▶ _Problem to solve_
Identify the lines bearing the string "xlabel" and gather them.

[Rows from a figure dataset]
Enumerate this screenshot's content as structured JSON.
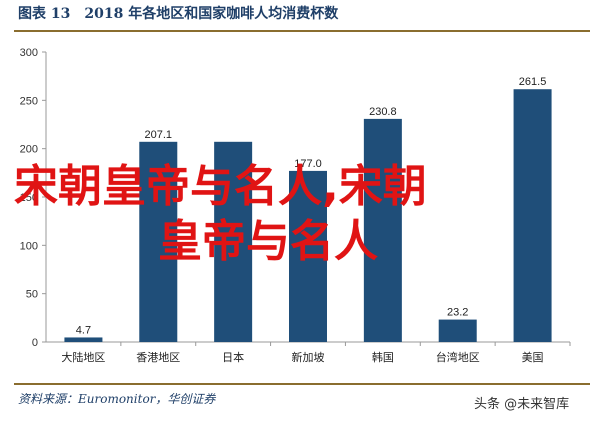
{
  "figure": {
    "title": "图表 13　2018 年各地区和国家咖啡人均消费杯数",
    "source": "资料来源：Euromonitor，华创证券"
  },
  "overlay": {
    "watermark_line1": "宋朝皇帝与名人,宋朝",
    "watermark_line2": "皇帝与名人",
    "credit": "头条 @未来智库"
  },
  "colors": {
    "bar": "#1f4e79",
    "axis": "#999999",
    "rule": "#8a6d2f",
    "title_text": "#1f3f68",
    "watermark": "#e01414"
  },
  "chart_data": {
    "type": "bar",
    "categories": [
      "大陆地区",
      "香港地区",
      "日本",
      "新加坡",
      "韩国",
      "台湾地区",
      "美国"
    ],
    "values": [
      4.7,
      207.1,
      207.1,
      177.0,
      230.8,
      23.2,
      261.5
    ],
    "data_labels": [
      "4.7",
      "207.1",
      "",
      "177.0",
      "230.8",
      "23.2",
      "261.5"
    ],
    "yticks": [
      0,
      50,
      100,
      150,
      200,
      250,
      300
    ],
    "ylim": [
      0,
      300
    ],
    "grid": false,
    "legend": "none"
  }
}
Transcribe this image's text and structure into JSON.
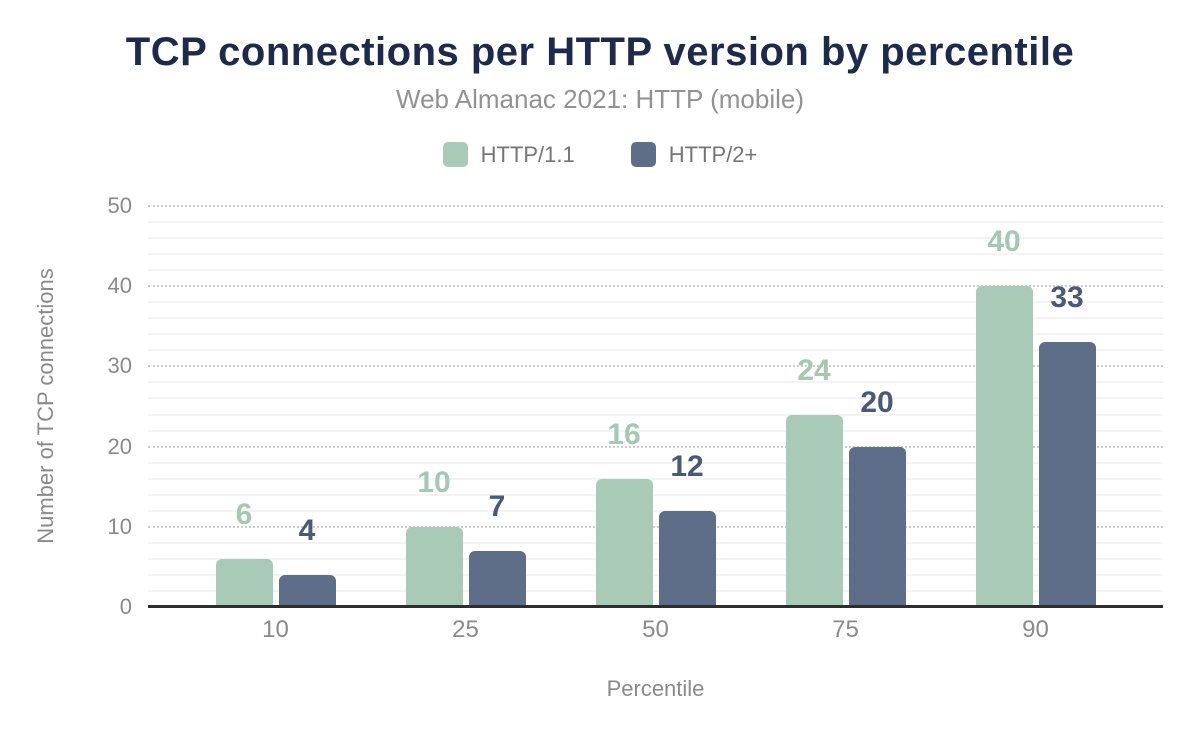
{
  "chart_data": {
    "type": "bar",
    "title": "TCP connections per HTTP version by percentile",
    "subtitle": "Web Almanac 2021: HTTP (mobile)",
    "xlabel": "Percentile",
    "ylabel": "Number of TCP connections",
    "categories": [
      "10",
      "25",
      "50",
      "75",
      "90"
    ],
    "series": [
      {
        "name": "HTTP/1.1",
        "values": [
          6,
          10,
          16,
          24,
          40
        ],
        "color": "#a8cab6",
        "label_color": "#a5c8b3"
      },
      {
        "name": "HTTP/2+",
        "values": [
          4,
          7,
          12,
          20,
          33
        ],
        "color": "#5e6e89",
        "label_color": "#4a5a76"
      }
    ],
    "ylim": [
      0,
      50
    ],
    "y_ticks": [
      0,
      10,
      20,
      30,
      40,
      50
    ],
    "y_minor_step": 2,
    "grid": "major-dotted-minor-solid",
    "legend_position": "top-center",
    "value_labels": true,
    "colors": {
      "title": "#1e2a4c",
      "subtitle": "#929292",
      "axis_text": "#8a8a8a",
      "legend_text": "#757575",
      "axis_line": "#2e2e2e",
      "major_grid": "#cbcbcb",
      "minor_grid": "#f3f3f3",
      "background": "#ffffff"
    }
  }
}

* * *

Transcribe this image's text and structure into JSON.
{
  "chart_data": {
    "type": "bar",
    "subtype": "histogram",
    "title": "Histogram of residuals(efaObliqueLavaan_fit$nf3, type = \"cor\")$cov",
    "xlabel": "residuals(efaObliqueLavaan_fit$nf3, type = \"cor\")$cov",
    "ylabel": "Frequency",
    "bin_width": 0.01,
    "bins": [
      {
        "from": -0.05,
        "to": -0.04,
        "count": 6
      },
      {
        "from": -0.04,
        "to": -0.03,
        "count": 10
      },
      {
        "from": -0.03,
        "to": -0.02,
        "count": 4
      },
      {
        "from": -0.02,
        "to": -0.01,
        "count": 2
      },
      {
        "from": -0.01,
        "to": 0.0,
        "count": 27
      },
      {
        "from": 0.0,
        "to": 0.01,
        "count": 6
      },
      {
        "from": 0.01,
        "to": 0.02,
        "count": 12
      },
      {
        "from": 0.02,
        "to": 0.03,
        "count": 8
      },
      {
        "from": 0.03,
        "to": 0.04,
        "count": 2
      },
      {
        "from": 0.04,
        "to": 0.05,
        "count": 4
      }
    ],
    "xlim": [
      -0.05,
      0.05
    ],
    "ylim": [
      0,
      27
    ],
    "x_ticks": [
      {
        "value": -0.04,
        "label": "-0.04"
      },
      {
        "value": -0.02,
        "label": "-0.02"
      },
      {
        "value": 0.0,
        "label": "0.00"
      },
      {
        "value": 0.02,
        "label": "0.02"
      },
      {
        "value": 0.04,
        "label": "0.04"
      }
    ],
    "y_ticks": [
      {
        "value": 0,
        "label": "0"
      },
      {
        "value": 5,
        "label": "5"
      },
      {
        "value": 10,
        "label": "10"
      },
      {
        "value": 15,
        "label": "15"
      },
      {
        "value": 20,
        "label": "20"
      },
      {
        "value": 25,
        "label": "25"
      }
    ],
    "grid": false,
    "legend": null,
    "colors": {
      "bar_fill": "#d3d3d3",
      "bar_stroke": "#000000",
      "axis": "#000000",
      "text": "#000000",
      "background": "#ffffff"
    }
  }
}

▶ _Answer to this exercise_
    "xlabel": "Percentile",
    "xlabel": "residuals(efaObliqueLavaan_fit$nf3, type = \"cor\")$cov",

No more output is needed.